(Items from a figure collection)

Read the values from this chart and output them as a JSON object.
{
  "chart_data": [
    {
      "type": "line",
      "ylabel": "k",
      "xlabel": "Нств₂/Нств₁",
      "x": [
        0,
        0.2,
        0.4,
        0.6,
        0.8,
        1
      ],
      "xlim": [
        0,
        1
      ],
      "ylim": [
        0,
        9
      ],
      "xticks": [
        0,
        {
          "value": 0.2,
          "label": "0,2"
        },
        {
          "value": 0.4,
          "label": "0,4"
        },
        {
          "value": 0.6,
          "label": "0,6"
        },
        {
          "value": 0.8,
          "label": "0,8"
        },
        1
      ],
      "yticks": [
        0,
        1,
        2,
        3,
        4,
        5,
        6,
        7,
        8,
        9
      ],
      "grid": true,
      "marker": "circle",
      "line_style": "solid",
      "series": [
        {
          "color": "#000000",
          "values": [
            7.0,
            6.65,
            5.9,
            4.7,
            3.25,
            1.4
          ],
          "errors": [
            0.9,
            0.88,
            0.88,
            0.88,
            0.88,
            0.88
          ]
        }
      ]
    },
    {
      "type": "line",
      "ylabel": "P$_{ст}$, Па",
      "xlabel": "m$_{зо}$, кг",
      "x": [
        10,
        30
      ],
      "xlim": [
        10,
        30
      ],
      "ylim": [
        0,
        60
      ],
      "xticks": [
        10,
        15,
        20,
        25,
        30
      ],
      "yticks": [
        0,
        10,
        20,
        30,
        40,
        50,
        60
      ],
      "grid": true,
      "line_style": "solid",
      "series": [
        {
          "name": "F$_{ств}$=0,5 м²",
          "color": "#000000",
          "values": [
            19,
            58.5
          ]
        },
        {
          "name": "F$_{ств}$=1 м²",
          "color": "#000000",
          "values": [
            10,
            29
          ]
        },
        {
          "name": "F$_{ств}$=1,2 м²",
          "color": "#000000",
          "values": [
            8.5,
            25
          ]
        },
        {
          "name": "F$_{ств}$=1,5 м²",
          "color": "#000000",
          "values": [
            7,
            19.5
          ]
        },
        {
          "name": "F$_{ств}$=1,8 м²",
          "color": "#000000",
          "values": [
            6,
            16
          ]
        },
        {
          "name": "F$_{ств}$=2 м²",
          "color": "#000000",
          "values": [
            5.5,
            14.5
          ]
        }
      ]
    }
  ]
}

- _Problem_
All of the material must be reproduced exactly.

- _Written reply_
Read the values from this chart and output them as a JSON object.
{
  "chart_data": [
    {
      "type": "line",
      "ylabel": "k",
      "xlabel": "Нств₂/Нств₁",
      "x": [
        0,
        0.2,
        0.4,
        0.6,
        0.8,
        1
      ],
      "xlim": [
        0,
        1
      ],
      "ylim": [
        0,
        9
      ],
      "xticks": [
        0,
        {
          "value": 0.2,
          "label": "0,2"
        },
        {
          "value": 0.4,
          "label": "0,4"
        },
        {
          "value": 0.6,
          "label": "0,6"
        },
        {
          "value": 0.8,
          "label": "0,8"
        },
        1
      ],
      "yticks": [
        0,
        1,
        2,
        3,
        4,
        5,
        6,
        7,
        8,
        9
      ],
      "grid": true,
      "marker": "circle",
      "line_style": "solid",
      "series": [
        {
          "color": "#000000",
          "values": [
            7.0,
            6.65,
            5.9,
            4.7,
            3.25,
            1.4
          ],
          "errors": [
            0.9,
            0.88,
            0.88,
            0.88,
            0.88,
            0.88
          ]
        }
      ]
    },
    {
      "type": "line",
      "ylabel": "P$_{ст}$, Па",
      "xlabel": "m$_{зо}$, кг",
      "x": [
        10,
        30
      ],
      "xlim": [
        10,
        30
      ],
      "ylim": [
        0,
        60
      ],
      "xticks": [
        10,
        15,
        20,
        25,
        30
      ],
      "yticks": [
        0,
        10,
        20,
        30,
        40,
        50,
        60
      ],
      "grid": true,
      "line_style": "solid",
      "series": [
        {
          "name": "F$_{ств}$=0,5 м²",
          "color": "#000000",
          "values": [
            19,
            58.5
          ]
        },
        {
          "name": "F$_{ств}$=1 м²",
          "color": "#000000",
          "values": [
            10,
            29
          ]
        },
        {
          "name": "F$_{ств}$=1,2 м²",
          "color": "#000000",
          "values": [
            8.5,
            25
          ]
        },
        {
          "name": "F$_{ств}$=1,5 м²",
          "color": "#000000",
          "values": [
            7,
            19.5
          ]
        },
        {
          "name": "F$_{ств}$=1,8 м²",
          "color": "#000000",
          "values": [
            6,
            16
          ]
        },
        {
          "name": "F$_{ств}$=2 м²",
          "color": "#000000",
          "values": [
            5.5,
            14.5
          ]
        }
      ]
    }
  ]
}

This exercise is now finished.